* Aim *
Write out all of the data without omission, exactly as shown.

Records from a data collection
[Begin]

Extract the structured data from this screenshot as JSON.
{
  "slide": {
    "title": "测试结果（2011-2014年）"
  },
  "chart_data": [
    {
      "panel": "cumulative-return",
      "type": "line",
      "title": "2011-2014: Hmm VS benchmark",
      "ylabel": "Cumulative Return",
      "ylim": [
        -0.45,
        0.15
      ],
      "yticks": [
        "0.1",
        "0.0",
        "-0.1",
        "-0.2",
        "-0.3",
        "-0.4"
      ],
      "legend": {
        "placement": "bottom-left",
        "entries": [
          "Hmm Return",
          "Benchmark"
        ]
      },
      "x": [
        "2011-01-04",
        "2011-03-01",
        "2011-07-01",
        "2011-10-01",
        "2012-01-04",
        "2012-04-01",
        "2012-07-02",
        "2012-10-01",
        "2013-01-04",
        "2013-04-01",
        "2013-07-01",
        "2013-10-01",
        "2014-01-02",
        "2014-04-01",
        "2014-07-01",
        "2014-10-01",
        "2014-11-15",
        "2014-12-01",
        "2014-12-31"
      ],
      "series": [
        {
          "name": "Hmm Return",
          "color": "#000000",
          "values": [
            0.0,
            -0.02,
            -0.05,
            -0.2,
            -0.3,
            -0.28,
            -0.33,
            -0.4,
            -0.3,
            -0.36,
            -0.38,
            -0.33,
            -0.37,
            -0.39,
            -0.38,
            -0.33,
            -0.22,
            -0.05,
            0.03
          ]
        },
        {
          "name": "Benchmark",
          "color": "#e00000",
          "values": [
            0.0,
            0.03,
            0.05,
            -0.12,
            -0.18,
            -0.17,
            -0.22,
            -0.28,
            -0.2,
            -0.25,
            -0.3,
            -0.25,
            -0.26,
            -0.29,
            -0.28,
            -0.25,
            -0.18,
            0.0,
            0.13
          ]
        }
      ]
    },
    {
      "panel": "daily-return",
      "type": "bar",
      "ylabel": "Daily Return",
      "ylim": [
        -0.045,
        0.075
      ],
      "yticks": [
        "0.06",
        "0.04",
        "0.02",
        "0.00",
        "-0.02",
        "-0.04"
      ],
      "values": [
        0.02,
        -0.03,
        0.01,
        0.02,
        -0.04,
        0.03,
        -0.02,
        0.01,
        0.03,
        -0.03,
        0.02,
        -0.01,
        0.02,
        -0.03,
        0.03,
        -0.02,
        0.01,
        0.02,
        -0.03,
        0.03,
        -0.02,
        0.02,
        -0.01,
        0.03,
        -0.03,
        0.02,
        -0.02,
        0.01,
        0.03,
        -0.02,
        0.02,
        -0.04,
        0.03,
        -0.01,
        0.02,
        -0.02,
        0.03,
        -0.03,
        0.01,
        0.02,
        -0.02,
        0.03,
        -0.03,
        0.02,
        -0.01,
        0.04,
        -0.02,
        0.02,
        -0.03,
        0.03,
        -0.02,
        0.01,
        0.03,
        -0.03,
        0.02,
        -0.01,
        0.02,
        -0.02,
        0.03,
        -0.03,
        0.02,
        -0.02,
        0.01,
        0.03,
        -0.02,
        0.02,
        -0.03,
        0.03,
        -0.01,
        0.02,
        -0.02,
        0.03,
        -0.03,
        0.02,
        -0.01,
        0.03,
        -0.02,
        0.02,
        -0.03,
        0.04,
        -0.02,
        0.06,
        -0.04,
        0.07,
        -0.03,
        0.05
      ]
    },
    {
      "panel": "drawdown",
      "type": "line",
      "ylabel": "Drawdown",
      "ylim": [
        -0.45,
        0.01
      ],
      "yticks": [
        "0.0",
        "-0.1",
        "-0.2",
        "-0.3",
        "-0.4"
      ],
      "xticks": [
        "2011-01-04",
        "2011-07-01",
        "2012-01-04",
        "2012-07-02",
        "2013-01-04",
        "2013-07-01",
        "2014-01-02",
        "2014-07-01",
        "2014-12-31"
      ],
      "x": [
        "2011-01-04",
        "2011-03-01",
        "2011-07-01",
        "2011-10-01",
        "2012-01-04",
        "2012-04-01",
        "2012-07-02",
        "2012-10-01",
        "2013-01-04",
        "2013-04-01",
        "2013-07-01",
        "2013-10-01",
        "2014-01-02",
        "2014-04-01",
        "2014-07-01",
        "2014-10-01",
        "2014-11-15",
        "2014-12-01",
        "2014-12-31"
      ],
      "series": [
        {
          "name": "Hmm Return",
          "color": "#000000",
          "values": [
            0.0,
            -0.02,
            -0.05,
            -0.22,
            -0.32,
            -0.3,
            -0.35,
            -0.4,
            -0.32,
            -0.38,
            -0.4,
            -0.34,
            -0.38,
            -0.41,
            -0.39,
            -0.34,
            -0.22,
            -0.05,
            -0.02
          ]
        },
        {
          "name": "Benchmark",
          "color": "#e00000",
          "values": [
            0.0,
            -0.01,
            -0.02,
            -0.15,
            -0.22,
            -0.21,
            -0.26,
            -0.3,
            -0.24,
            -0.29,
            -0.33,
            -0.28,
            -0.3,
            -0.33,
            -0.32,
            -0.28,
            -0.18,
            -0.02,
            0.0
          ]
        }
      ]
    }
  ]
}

[End]

* Complete answer *
Extract the structured data from this screenshot as JSON.
{
  "slide": {
    "title": "测试结果（2011-2014年）"
  },
  "chart_data": [
    {
      "panel": "cumulative-return",
      "type": "line",
      "title": "2011-2014: Hmm VS benchmark",
      "ylabel": "Cumulative Return",
      "ylim": [
        -0.45,
        0.15
      ],
      "yticks": [
        "0.1",
        "0.0",
        "-0.1",
        "-0.2",
        "-0.3",
        "-0.4"
      ],
      "legend": {
        "placement": "bottom-left",
        "entries": [
          "Hmm Return",
          "Benchmark"
        ]
      },
      "x": [
        "2011-01-04",
        "2011-03-01",
        "2011-07-01",
        "2011-10-01",
        "2012-01-04",
        "2012-04-01",
        "2012-07-02",
        "2012-10-01",
        "2013-01-04",
        "2013-04-01",
        "2013-07-01",
        "2013-10-01",
        "2014-01-02",
        "2014-04-01",
        "2014-07-01",
        "2014-10-01",
        "2014-11-15",
        "2014-12-01",
        "2014-12-31"
      ],
      "series": [
        {
          "name": "Hmm Return",
          "color": "#000000",
          "values": [
            0.0,
            -0.02,
            -0.05,
            -0.2,
            -0.3,
            -0.28,
            -0.33,
            -0.4,
            -0.3,
            -0.36,
            -0.38,
            -0.33,
            -0.37,
            -0.39,
            -0.38,
            -0.33,
            -0.22,
            -0.05,
            0.03
          ]
        },
        {
          "name": "Benchmark",
          "color": "#e00000",
          "values": [
            0.0,
            0.03,
            0.05,
            -0.12,
            -0.18,
            -0.17,
            -0.22,
            -0.28,
            -0.2,
            -0.25,
            -0.3,
            -0.25,
            -0.26,
            -0.29,
            -0.28,
            -0.25,
            -0.18,
            0.0,
            0.13
          ]
        }
      ]
    },
    {
      "panel": "daily-return",
      "type": "bar",
      "ylabel": "Daily Return",
      "ylim": [
        -0.045,
        0.075
      ],
      "yticks": [
        "0.06",
        "0.04",
        "0.02",
        "0.00",
        "-0.02",
        "-0.04"
      ],
      "values": [
        0.02,
        -0.03,
        0.01,
        0.02,
        -0.04,
        0.03,
        -0.02,
        0.01,
        0.03,
        -0.03,
        0.02,
        -0.01,
        0.02,
        -0.03,
        0.03,
        -0.02,
        0.01,
        0.02,
        -0.03,
        0.03,
        -0.02,
        0.02,
        -0.01,
        0.03,
        -0.03,
        0.02,
        -0.02,
        0.01,
        0.03,
        -0.02,
        0.02,
        -0.04,
        0.03,
        -0.01,
        0.02,
        -0.02,
        0.03,
        -0.03,
        0.01,
        0.02,
        -0.02,
        0.03,
        -0.03,
        0.02,
        -0.01,
        0.04,
        -0.02,
        0.02,
        -0.03,
        0.03,
        -0.02,
        0.01,
        0.03,
        -0.03,
        0.02,
        -0.01,
        0.02,
        -0.02,
        0.03,
        -0.03,
        0.02,
        -0.02,
        0.01,
        0.03,
        -0.02,
        0.02,
        -0.03,
        0.03,
        -0.01,
        0.02,
        -0.02,
        0.03,
        -0.03,
        0.02,
        -0.01,
        0.03,
        -0.02,
        0.02,
        -0.03,
        0.04,
        -0.02,
        0.06,
        -0.04,
        0.07,
        -0.03,
        0.05
      ]
    },
    {
      "panel": "drawdown",
      "type": "line",
      "ylabel": "Drawdown",
      "ylim": [
        -0.45,
        0.01
      ],
      "yticks": [
        "0.0",
        "-0.1",
        "-0.2",
        "-0.3",
        "-0.4"
      ],
      "xticks": [
        "2011-01-04",
        "2011-07-01",
        "2012-01-04",
        "2012-07-02",
        "2013-01-04",
        "2013-07-01",
        "2014-01-02",
        "2014-07-01",
        "2014-12-31"
      ],
      "x": [
        "2011-01-04",
        "2011-03-01",
        "2011-07-01",
        "2011-10-01",
        "2012-01-04",
        "2012-04-01",
        "2012-07-02",
        "2012-10-01",
        "2013-01-04",
        "2013-04-01",
        "2013-07-01",
        "2013-10-01",
        "2014-01-02",
        "2014-04-01",
        "2014-07-01",
        "2014-10-01",
        "2014-11-15",
        "2014-12-01",
        "2014-12-31"
      ],
      "series": [
        {
          "name": "Hmm Return",
          "color": "#000000",
          "values": [
            0.0,
            -0.02,
            -0.05,
            -0.22,
            -0.32,
            -0.3,
            -0.35,
            -0.4,
            -0.32,
            -0.38,
            -0.4,
            -0.34,
            -0.38,
            -0.41,
            -0.39,
            -0.34,
            -0.22,
            -0.05,
            -0.02
          ]
        },
        {
          "name": "Benchmark",
          "color": "#e00000",
          "values": [
            0.0,
            -0.01,
            -0.02,
            -0.15,
            -0.22,
            -0.21,
            -0.26,
            -0.3,
            -0.24,
            -0.29,
            -0.33,
            -0.28,
            -0.3,
            -0.33,
            -0.32,
            -0.28,
            -0.18,
            -0.02,
            0.0
          ]
        }
      ]
    }
  ]
}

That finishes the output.